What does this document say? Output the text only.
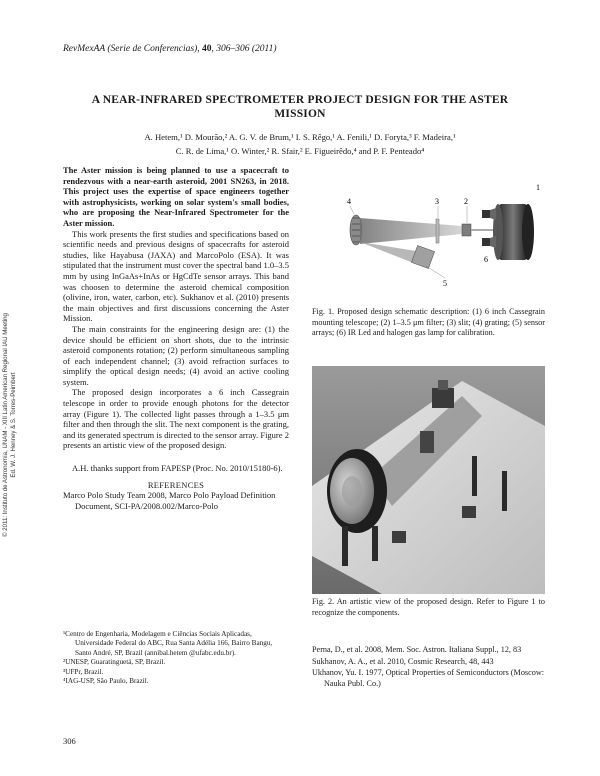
RevMexAA (Serie de Conferencias), 40, 306–306 (2011)
A NEAR-INFRARED SPECTROMETER PROJECT DESIGN FOR THE ASTER MISSION
A. Hetem,¹ D. Mourão,² A. G. V. de Brum,¹ I. S. Rêgo,¹ A. Fenili,¹ D. Foryta,³ F. Madeira,¹
C. R. de Lima,¹ O. Winter,² R. Sfair,² E. Figueirêdo,⁴ and P. F. Penteado⁴
© 2011: Instituto de Astronomía, UNAM - XIII Latin American Regional IAU Meeting
Ed. W. J. Henney & S. Torres-Peimbert

The Aster mission is being planned to use a spacecraft to rendezvous with a near-earth asteroid, 2001 SN263, in 2018. This project uses the expertise of space engineers together with astrophysicists, working on solar system's small bodies, who are proposing the Near-Infrared Spectrometer for the Aster mission.

This work presents the first studies and specifications based on scientific needs and previous designs of spacecrafts for asteroid studies, like Hayabusa (JAXA) and MarcoPolo (ESA). It was stipulated that the instrument must cover the spectral band 1.0–3.5 mm by using InGaAs+InAs or HgCdTe sensor arrays. This band was choosen to determine the asteroid chemical composition (olivine, iron, water, carbon, etc). Sukhanov et al. (2010) presents the main objectives and first discussions concerning the Aster Mission.

The main constraints for the engineering design are: (1) the device should be efficient on short shots, due to the intrinsic asteroid components rotation; (2) perform simultaneous sampling of each independent channel; (3) avoid refraction surfaces to simplify the optical design needs; (4) avoid an active cooling system.

The proposed design incorporates a 6 inch Cassegrain telescope in order to provide enough photons for the detector array (Figure 1). The collected light passes through a 1–3.5 μm filter and then through the slit. The next component is the grating, and its generated spectrum is directed to the sensor array. Figure 2 presents an artistic view of the proposed design.

A.H. thanks support from FAPESP (Proc. No. 2010/15180-6).

REFERENCES

Marco Polo Study Team 2008, Marco Polo Payload Definition Document, SCI-PA/2008.002/Marco-Polo

¹Centro de Engenharia, Modelagem e Ciências Sociais Aplicadas, Universidade Federal do ABC, Rua Santa Adélia 166, Bairro Bangu, Santo André, SP, Brazil (annibal.hetem @ufabc.edu.br).
²UNESP, Guaratinguetá, SP, Brazil.
³UFPr, Brazil.
⁴IAG-USP, São Paulo, Brazil.
306
4	3	2
1
5
6
Fig. 1. Proposed design schematic description: (1) 6 inch Cassegrain mounting telescope; (2) 1–3.5 μm filter; (3) slit; (4) grating; (5) sensor arrays; (6) IR Led and halogen gas lamp for calibration.
Fig. 2. An artistic view of the proposed design. Refer to Figure 1 to recognize the components.
Perna, D., et al. 2008, Mem. Soc. Astron. Italiana Suppl., 12, 83
Sukhanov, A. A., et al. 2010, Cosmic Research, 48, 443
Ukhanov, Yu. I. 1977, Optical Properties of Semiconductors (Moscow: Nauka Publ. Co.)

**What the task requires:**
Reproduce the material above in full, exactly, with no images.

**Problem solution:**
What does this document say? Output the text only.
RevMexAA (Serie de Conferencias), 40, 306–306 (2011)
A NEAR-INFRARED SPECTROMETER PROJECT DESIGN FOR THE ASTER MISSION
A. Hetem,¹ D. Mourão,² A. G. V. de Brum,¹ I. S. Rêgo,¹ A. Fenili,¹ D. Foryta,³ F. Madeira,¹
C. R. de Lima,¹ O. Winter,² R. Sfair,² E. Figueirêdo,⁴ and P. F. Penteado⁴
© 2011: Instituto de Astronomía, UNAM - XIII Latin American Regional IAU Meeting
Ed. W. J. Henney & S. Torres-Peimbert

The Aster mission is being planned to use a spacecraft to rendezvous with a near-earth asteroid, 2001 SN263, in 2018. This project uses the expertise of space engineers together with astrophysicists, working on solar system's small bodies, who are proposing the Near-Infrared Spectrometer for the Aster mission.

This work presents the first studies and specifications based on scientific needs and previous designs of spacecrafts for asteroid studies, like Hayabusa (JAXA) and MarcoPolo (ESA). It was stipulated that the instrument must cover the spectral band 1.0–3.5 mm by using InGaAs+InAs or HgCdTe sensor arrays. This band was choosen to determine the asteroid chemical composition (olivine, iron, water, carbon, etc). Sukhanov et al. (2010) presents the main objectives and first discussions concerning the Aster Mission.

The main constraints for the engineering design are: (1) the device should be efficient on short shots, due to the intrinsic asteroid components rotation; (2) perform simultaneous sampling of each independent channel; (3) avoid refraction surfaces to simplify the optical design needs; (4) avoid an active cooling system.

The proposed design incorporates a 6 inch Cassegrain telescope in order to provide enough photons for the detector array (Figure 1). The collected light passes through a 1–3.5 μm filter and then through the slit. The next component is the grating, and its generated spectrum is directed to the sensor array. Figure 2 presents an artistic view of the proposed design.

A.H. thanks support from FAPESP (Proc. No. 2010/15180-6).

REFERENCES

Marco Polo Study Team 2008, Marco Polo Payload Definition Document, SCI-PA/2008.002/Marco-Polo

¹Centro de Engenharia, Modelagem e Ciências Sociais Aplicadas, Universidade Federal do ABC, Rua Santa Adélia 166, Bairro Bangu, Santo André, SP, Brazil (annibal.hetem @ufabc.edu.br).
²UNESP, Guaratinguetá, SP, Brazil.
³UFPr, Brazil.
⁴IAG-USP, São Paulo, Brazil.
306
4	3	2
1
5
6
Fig. 1. Proposed design schematic description: (1) 6 inch Cassegrain mounting telescope; (2) 1–3.5 μm filter; (3) slit; (4) grating; (5) sensor arrays; (6) IR Led and halogen gas lamp for calibration.
Fig. 2. An artistic view of the proposed design. Refer to Figure 1 to recognize the components.
Perna, D., et al. 2008, Mem. Soc. Astron. Italiana Suppl., 12, 83
Sukhanov, A. A., et al. 2010, Cosmic Research, 48, 443
Ukhanov, Yu. I. 1977, Optical Properties of Semiconductors (Moscow: Nauka Publ. Co.)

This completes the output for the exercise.